### Task brief
Reproduce the listing below in its entirety. Change nothing.

Records from a dataset
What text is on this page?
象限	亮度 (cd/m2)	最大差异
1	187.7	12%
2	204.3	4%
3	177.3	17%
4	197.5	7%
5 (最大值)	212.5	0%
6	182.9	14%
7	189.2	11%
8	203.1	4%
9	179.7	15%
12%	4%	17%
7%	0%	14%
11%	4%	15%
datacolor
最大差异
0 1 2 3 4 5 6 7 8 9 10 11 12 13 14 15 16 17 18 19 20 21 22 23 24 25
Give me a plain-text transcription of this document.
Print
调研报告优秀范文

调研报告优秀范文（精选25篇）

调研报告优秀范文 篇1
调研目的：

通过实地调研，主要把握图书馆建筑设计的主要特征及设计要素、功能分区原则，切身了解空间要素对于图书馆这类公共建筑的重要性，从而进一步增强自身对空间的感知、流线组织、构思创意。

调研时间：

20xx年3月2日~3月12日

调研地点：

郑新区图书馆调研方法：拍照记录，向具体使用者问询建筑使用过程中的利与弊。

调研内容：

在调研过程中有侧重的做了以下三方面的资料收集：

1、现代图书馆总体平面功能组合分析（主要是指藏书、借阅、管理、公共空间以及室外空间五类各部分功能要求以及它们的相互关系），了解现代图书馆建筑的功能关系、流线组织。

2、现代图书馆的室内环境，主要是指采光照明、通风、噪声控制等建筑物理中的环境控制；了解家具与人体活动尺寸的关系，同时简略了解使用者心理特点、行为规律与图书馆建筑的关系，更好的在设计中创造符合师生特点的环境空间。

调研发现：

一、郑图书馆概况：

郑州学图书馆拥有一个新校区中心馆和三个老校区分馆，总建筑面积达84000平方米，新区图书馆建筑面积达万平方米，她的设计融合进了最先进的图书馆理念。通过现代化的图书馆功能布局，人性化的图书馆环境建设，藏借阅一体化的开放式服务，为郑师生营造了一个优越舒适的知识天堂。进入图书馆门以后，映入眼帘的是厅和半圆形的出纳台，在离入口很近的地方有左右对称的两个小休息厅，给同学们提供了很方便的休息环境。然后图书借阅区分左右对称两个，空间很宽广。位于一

### Correct answer
What text is on this page?
象限	亮度 (cd/m2)	最大差异
1	187.7	12%
2	204.3	4%
3	177.3	17%
4	197.5	7%
5 (最大值)	212.5	0%
6	182.9	14%
7	189.2	11%
8	203.1	4%
9	179.7	15%
12%	4%	17%
7%	0%	14%
11%	4%	15%
datacolor
最大差异
0 1 2 3 4 5 6 7 8 9 10 11 12 13 14 15 16 17 18 19 20 21 22 23 24 25
Give me a plain-text transcription of this document.
Print
调研报告优秀范文

调研报告优秀范文（精选25篇）

调研报告优秀范文 篇1
调研目的：

通过实地调研，主要把握图书馆建筑设计的主要特征及设计要素、功能分区原则，切身了解空间要素对于图书馆这类公共建筑的重要性，从而进一步增强自身对空间的感知、流线组织、构思创意。

调研时间：

20xx年3月2日~3月12日

调研地点：

郑新区图书馆调研方法：拍照记录，向具体使用者问询建筑使用过程中的利与弊。

调研内容：

在调研过程中有侧重的做了以下三方面的资料收集：

1、现代图书馆总体平面功能组合分析（主要是指藏书、借阅、管理、公共空间以及室外空间五类各部分功能要求以及它们的相互关系），了解现代图书馆建筑的功能关系、流线组织。

2、现代图书馆的室内环境，主要是指采光照明、通风、噪声控制等建筑物理中的环境控制；了解家具与人体活动尺寸的关系，同时简略了解使用者心理特点、行为规律与图书馆建筑的关系，更好的在设计中创造符合师生特点的环境空间。

调研发现：

一、郑图书馆概况：

郑州学图书馆拥有一个新校区中心馆和三个老校区分馆，总建筑面积达84000平方米，新区图书馆建筑面积达万平方米，她的设计融合进了最先进的图书馆理念。通过现代化的图书馆功能布局，人性化的图书馆环境建设，藏借阅一体化的开放式服务，为郑师生营造了一个优越舒适的知识天堂。进入图书馆门以后，映入眼帘的是厅和半圆形的出纳台，在离入口很近的地方有左右对称的两个小休息厅，给同学们提供了很方便的休息环境。然后图书借阅区分左右对称两个，空间很宽广。位于一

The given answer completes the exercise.